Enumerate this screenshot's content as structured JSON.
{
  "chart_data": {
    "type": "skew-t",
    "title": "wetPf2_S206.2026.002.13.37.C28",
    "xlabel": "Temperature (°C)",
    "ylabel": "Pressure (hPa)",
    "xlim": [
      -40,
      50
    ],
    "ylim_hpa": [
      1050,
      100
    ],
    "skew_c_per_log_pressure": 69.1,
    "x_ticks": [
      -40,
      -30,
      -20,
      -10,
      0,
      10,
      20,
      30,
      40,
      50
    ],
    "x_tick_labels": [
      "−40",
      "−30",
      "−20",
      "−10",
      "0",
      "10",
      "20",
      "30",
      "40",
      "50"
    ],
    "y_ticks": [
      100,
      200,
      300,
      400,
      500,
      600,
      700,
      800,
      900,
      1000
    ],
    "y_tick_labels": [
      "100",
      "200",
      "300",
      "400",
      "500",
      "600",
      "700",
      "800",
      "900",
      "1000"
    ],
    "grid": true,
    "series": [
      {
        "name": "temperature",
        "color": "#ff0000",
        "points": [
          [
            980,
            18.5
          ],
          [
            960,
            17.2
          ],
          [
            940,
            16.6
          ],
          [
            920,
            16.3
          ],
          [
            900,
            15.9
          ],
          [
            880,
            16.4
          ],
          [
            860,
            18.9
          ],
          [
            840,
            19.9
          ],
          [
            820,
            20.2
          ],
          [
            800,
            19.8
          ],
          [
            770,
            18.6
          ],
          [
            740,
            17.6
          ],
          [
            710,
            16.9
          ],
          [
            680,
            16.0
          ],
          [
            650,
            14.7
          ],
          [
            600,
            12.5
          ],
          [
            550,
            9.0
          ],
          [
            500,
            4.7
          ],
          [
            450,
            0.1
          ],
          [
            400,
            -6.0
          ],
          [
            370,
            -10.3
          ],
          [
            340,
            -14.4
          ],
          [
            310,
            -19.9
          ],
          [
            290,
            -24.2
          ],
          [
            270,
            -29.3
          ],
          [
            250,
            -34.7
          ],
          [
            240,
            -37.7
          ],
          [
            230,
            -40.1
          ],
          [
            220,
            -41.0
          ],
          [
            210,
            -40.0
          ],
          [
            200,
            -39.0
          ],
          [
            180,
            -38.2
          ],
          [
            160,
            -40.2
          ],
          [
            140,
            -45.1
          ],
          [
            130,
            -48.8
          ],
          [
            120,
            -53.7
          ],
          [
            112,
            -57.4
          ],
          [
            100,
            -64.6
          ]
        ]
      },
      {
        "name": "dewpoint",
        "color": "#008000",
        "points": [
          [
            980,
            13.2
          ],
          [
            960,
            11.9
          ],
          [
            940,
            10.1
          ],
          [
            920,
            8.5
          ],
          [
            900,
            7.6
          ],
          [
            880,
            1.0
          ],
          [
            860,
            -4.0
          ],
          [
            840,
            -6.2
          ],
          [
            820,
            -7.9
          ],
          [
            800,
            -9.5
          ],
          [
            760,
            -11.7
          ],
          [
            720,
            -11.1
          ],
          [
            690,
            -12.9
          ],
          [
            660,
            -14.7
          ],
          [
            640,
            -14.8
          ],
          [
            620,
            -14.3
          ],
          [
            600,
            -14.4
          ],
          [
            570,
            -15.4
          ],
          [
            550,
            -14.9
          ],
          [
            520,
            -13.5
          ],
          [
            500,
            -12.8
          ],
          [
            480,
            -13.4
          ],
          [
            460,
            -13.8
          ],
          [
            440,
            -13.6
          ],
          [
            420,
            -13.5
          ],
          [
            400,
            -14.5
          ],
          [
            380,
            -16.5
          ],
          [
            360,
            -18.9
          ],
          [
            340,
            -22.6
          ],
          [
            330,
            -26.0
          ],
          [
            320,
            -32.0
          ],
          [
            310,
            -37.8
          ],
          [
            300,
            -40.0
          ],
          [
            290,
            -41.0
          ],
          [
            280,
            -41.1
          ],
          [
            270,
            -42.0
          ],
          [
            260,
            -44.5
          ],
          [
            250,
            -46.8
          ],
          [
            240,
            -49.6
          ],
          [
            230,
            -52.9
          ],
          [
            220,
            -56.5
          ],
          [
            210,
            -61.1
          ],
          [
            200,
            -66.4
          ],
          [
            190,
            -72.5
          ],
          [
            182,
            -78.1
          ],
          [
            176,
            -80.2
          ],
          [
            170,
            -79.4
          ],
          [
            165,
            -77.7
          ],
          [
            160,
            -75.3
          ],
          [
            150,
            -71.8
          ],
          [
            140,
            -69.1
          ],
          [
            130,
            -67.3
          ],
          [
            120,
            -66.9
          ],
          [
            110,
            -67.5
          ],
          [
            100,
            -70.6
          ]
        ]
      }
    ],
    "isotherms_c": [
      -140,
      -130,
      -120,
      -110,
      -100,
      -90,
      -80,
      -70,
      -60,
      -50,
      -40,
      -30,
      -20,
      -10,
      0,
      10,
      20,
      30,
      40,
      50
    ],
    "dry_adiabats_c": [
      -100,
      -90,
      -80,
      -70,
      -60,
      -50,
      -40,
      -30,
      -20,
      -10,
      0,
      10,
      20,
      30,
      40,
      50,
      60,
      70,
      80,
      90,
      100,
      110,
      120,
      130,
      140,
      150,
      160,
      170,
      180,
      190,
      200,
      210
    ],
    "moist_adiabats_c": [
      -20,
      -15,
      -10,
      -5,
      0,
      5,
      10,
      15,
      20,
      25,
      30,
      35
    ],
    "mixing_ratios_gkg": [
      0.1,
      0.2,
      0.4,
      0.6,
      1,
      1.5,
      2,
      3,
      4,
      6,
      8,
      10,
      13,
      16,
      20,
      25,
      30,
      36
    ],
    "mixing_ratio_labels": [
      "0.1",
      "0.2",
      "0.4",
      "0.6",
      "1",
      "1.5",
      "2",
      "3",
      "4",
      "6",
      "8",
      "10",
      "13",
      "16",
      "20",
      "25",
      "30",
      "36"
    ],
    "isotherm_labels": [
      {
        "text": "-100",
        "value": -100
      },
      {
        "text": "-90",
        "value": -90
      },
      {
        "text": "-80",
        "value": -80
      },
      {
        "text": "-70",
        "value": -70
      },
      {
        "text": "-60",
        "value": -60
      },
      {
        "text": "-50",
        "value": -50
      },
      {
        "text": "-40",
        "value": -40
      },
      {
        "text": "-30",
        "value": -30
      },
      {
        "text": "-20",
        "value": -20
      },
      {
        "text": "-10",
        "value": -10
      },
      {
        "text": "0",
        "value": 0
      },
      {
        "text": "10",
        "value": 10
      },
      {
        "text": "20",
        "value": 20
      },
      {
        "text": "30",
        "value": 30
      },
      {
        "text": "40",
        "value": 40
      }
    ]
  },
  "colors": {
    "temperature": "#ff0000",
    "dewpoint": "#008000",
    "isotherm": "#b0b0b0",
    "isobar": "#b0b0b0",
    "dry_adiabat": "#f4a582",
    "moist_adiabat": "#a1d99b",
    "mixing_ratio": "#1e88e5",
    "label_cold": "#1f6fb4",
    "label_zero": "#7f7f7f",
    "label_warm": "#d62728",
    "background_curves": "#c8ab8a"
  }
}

• • • • •

▶ AIM OF THE EXERCISE
Set down every line of the listing above again, exactly as given.

▶ EXERCISE RESULT
Enumerate this screenshot's content as structured JSON.
{
  "chart_data": {
    "type": "skew-t",
    "title": "wetPf2_S206.2026.002.13.37.C28",
    "xlabel": "Temperature (°C)",
    "ylabel": "Pressure (hPa)",
    "xlim": [
      -40,
      50
    ],
    "ylim_hpa": [
      1050,
      100
    ],
    "skew_c_per_log_pressure": 69.1,
    "x_ticks": [
      -40,
      -30,
      -20,
      -10,
      0,
      10,
      20,
      30,
      40,
      50
    ],
    "x_tick_labels": [
      "−40",
      "−30",
      "−20",
      "−10",
      "0",
      "10",
      "20",
      "30",
      "40",
      "50"
    ],
    "y_ticks": [
      100,
      200,
      300,
      400,
      500,
      600,
      700,
      800,
      900,
      1000
    ],
    "y_tick_labels": [
      "100",
      "200",
      "300",
      "400",
      "500",
      "600",
      "700",
      "800",
      "900",
      "1000"
    ],
    "grid": true,
    "series": [
      {
        "name": "temperature",
        "color": "#ff0000",
        "points": [
          [
            980,
            18.5
          ],
          [
            960,
            17.2
          ],
          [
            940,
            16.6
          ],
          [
            920,
            16.3
          ],
          [
            900,
            15.9
          ],
          [
            880,
            16.4
          ],
          [
            860,
            18.9
          ],
          [
            840,
            19.9
          ],
          [
            820,
            20.2
          ],
          [
            800,
            19.8
          ],
          [
            770,
            18.6
          ],
          [
            740,
            17.6
          ],
          [
            710,
            16.9
          ],
          [
            680,
            16.0
          ],
          [
            650,
            14.7
          ],
          [
            600,
            12.5
          ],
          [
            550,
            9.0
          ],
          [
            500,
            4.7
          ],
          [
            450,
            0.1
          ],
          [
            400,
            -6.0
          ],
          [
            370,
            -10.3
          ],
          [
            340,
            -14.4
          ],
          [
            310,
            -19.9
          ],
          [
            290,
            -24.2
          ],
          [
            270,
            -29.3
          ],
          [
            250,
            -34.7
          ],
          [
            240,
            -37.7
          ],
          [
            230,
            -40.1
          ],
          [
            220,
            -41.0
          ],
          [
            210,
            -40.0
          ],
          [
            200,
            -39.0
          ],
          [
            180,
            -38.2
          ],
          [
            160,
            -40.2
          ],
          [
            140,
            -45.1
          ],
          [
            130,
            -48.8
          ],
          [
            120,
            -53.7
          ],
          [
            112,
            -57.4
          ],
          [
            100,
            -64.6
          ]
        ]
      },
      {
        "name": "dewpoint",
        "color": "#008000",
        "points": [
          [
            980,
            13.2
          ],
          [
            960,
            11.9
          ],
          [
            940,
            10.1
          ],
          [
            920,
            8.5
          ],
          [
            900,
            7.6
          ],
          [
            880,
            1.0
          ],
          [
            860,
            -4.0
          ],
          [
            840,
            -6.2
          ],
          [
            820,
            -7.9
          ],
          [
            800,
            -9.5
          ],
          [
            760,
            -11.7
          ],
          [
            720,
            -11.1
          ],
          [
            690,
            -12.9
          ],
          [
            660,
            -14.7
          ],
          [
            640,
            -14.8
          ],
          [
            620,
            -14.3
          ],
          [
            600,
            -14.4
          ],
          [
            570,
            -15.4
          ],
          [
            550,
            -14.9
          ],
          [
            520,
            -13.5
          ],
          [
            500,
            -12.8
          ],
          [
            480,
            -13.4
          ],
          [
            460,
            -13.8
          ],
          [
            440,
            -13.6
          ],
          [
            420,
            -13.5
          ],
          [
            400,
            -14.5
          ],
          [
            380,
            -16.5
          ],
          [
            360,
            -18.9
          ],
          [
            340,
            -22.6
          ],
          [
            330,
            -26.0
          ],
          [
            320,
            -32.0
          ],
          [
            310,
            -37.8
          ],
          [
            300,
            -40.0
          ],
          [
            290,
            -41.0
          ],
          [
            280,
            -41.1
          ],
          [
            270,
            -42.0
          ],
          [
            260,
            -44.5
          ],
          [
            250,
            -46.8
          ],
          [
            240,
            -49.6
          ],
          [
            230,
            -52.9
          ],
          [
            220,
            -56.5
          ],
          [
            210,
            -61.1
          ],
          [
            200,
            -66.4
          ],
          [
            190,
            -72.5
          ],
          [
            182,
            -78.1
          ],
          [
            176,
            -80.2
          ],
          [
            170,
            -79.4
          ],
          [
            165,
            -77.7
          ],
          [
            160,
            -75.3
          ],
          [
            150,
            -71.8
          ],
          [
            140,
            -69.1
          ],
          [
            130,
            -67.3
          ],
          [
            120,
            -66.9
          ],
          [
            110,
            -67.5
          ],
          [
            100,
            -70.6
          ]
        ]
      }
    ],
    "isotherms_c": [
      -140,
      -130,
      -120,
      -110,
      -100,
      -90,
      -80,
      -70,
      -60,
      -50,
      -40,
      -30,
      -20,
      -10,
      0,
      10,
      20,
      30,
      40,
      50
    ],
    "dry_adiabats_c": [
      -100,
      -90,
      -80,
      -70,
      -60,
      -50,
      -40,
      -30,
      -20,
      -10,
      0,
      10,
      20,
      30,
      40,
      50,
      60,
      70,
      80,
      90,
      100,
      110,
      120,
      130,
      140,
      150,
      160,
      170,
      180,
      190,
      200,
      210
    ],
    "moist_adiabats_c": [
      -20,
      -15,
      -10,
      -5,
      0,
      5,
      10,
      15,
      20,
      25,
      30,
      35
    ],
    "mixing_ratios_gkg": [
      0.1,
      0.2,
      0.4,
      0.6,
      1,
      1.5,
      2,
      3,
      4,
      6,
      8,
      10,
      13,
      16,
      20,
      25,
      30,
      36
    ],
    "mixing_ratio_labels": [
      "0.1",
      "0.2",
      "0.4",
      "0.6",
      "1",
      "1.5",
      "2",
      "3",
      "4",
      "6",
      "8",
      "10",
      "13",
      "16",
      "20",
      "25",
      "30",
      "36"
    ],
    "isotherm_labels": [
      {
        "text": "-100",
        "value": -100
      },
      {
        "text": "-90",
        "value": -90
      },
      {
        "text": "-80",
        "value": -80
      },
      {
        "text": "-70",
        "value": -70
      },
      {
        "text": "-60",
        "value": -60
      },
      {
        "text": "-50",
        "value": -50
      },
      {
        "text": "-40",
        "value": -40
      },
      {
        "text": "-30",
        "value": -30
      },
      {
        "text": "-20",
        "value": -20
      },
      {
        "text": "-10",
        "value": -10
      },
      {
        "text": "0",
        "value": 0
      },
      {
        "text": "10",
        "value": 10
      },
      {
        "text": "20",
        "value": 20
      },
      {
        "text": "30",
        "value": 30
      },
      {
        "text": "40",
        "value": 40
      }
    ]
  },
  "colors": {
    "temperature": "#ff0000",
    "dewpoint": "#008000",
    "isotherm": "#b0b0b0",
    "isobar": "#b0b0b0",
    "dry_adiabat": "#f4a582",
    "moist_adiabat": "#a1d99b",
    "mixing_ratio": "#1e88e5",
    "label_cold": "#1f6fb4",
    "label_zero": "#7f7f7f",
    "label_warm": "#d62728",
    "background_curves": "#c8ab8a"
  }
}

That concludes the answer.